● **WHAT THE EXERCISE ASKS**:
Please count the lines below that contain the word "research", and reply with that number alone.

● **SOURCE RECORDS**:
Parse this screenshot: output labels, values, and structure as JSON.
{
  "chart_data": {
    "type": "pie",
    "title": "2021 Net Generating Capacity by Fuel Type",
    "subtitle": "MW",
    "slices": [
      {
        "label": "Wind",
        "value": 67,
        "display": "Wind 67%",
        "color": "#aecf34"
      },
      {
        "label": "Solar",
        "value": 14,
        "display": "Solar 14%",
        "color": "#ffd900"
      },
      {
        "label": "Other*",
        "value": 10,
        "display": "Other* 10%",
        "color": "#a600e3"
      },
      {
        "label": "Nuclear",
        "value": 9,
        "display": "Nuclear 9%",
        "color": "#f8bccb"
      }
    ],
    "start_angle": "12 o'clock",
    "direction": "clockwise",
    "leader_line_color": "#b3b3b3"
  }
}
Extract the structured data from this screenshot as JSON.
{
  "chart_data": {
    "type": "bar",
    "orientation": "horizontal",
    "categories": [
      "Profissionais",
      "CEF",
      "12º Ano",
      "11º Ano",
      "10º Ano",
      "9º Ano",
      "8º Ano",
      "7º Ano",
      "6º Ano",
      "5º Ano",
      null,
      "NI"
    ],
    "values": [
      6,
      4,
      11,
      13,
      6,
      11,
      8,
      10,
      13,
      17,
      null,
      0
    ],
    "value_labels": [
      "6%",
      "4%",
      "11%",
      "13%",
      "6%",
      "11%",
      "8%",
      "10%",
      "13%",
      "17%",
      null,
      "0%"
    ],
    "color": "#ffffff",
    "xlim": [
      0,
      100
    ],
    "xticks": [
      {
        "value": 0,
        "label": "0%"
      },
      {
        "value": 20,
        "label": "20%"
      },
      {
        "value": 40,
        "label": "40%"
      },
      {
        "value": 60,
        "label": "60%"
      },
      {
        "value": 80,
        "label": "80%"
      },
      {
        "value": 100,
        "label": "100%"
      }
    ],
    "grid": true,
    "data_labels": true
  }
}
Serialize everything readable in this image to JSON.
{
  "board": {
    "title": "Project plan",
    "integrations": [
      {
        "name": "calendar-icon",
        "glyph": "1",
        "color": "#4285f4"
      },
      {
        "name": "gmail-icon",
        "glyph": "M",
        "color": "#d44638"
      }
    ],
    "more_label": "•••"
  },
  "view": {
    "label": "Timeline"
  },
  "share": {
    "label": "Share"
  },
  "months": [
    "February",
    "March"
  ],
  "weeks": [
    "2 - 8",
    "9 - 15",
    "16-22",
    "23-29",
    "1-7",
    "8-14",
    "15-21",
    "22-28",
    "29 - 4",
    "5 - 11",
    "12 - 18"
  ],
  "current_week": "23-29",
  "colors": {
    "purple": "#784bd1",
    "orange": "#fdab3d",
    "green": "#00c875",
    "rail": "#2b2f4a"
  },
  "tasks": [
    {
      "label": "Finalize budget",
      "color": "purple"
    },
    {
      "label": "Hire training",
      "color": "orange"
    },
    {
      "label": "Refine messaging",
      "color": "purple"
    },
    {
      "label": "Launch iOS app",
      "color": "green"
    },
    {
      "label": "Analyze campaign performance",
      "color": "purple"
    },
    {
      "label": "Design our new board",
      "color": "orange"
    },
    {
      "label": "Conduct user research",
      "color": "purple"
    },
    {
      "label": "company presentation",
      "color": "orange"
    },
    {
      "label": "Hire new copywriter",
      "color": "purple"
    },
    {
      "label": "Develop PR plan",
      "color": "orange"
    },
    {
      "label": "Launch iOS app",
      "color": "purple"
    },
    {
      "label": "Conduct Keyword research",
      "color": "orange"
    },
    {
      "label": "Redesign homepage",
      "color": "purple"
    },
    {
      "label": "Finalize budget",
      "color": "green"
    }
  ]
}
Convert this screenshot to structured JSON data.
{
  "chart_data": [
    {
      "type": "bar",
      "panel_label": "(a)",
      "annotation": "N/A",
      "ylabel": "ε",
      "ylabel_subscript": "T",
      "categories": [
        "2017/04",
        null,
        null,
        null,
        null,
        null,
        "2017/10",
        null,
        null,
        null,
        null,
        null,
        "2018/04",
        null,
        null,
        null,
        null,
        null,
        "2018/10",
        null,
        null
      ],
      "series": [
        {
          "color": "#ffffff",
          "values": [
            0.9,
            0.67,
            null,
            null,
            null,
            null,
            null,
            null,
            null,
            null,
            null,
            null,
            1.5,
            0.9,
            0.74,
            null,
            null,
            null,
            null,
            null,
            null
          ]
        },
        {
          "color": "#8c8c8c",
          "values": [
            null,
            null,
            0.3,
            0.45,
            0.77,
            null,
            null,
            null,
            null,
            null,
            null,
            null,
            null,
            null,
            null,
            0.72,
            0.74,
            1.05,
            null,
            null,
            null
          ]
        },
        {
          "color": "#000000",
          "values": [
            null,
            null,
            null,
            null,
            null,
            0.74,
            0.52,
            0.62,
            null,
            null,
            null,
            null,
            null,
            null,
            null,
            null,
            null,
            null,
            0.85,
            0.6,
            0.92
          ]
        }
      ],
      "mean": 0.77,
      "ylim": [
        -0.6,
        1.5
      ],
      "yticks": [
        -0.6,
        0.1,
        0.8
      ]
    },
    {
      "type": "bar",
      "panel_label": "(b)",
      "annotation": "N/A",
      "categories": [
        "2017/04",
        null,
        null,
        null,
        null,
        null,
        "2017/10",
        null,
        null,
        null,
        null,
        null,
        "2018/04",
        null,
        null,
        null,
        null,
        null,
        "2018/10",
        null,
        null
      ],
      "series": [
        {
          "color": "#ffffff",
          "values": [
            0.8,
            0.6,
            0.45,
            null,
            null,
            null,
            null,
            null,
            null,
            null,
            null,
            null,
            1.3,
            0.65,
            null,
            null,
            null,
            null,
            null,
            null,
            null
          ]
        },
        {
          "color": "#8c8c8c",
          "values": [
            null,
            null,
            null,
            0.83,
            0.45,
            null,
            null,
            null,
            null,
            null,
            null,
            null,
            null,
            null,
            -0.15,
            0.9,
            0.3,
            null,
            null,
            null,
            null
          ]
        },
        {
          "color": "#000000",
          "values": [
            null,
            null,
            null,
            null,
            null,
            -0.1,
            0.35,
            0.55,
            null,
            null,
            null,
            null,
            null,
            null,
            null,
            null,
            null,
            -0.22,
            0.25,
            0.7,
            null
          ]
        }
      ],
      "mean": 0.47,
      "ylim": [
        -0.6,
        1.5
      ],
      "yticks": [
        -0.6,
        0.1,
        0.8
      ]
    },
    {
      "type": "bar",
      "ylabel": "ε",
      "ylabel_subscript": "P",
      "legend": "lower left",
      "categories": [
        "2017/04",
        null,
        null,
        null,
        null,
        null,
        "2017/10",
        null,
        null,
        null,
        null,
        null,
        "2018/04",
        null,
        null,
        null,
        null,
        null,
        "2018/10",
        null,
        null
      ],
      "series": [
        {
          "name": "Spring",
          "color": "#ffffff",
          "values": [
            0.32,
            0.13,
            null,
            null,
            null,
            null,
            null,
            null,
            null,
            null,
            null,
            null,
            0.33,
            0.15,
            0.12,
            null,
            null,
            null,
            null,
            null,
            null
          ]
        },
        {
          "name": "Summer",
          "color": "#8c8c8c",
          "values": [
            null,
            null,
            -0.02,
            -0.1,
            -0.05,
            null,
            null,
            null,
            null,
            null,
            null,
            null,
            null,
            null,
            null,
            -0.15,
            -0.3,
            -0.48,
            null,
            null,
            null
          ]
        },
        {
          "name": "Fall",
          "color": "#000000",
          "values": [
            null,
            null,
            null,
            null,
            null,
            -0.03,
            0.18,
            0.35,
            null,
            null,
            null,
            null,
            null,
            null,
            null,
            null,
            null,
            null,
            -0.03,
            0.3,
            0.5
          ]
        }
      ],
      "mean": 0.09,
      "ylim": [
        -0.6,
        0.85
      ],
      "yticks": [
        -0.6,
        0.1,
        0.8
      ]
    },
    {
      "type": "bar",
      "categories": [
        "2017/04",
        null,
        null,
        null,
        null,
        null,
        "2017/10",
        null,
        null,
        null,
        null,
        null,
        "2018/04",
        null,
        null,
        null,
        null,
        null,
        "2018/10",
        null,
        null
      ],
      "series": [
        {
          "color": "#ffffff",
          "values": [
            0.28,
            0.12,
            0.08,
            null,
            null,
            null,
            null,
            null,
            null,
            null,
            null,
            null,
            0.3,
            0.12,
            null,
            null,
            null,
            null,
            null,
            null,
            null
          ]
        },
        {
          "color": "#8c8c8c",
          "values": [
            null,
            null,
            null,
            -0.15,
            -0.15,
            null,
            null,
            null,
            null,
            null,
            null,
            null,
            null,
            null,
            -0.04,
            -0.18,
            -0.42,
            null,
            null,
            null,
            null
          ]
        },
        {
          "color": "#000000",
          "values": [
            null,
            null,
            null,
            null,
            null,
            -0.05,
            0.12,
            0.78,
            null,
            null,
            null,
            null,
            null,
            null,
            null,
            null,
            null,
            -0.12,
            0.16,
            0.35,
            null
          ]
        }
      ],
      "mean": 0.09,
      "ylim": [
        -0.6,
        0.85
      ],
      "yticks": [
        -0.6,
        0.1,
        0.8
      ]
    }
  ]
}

● **EXPECTED ANSWER**:
2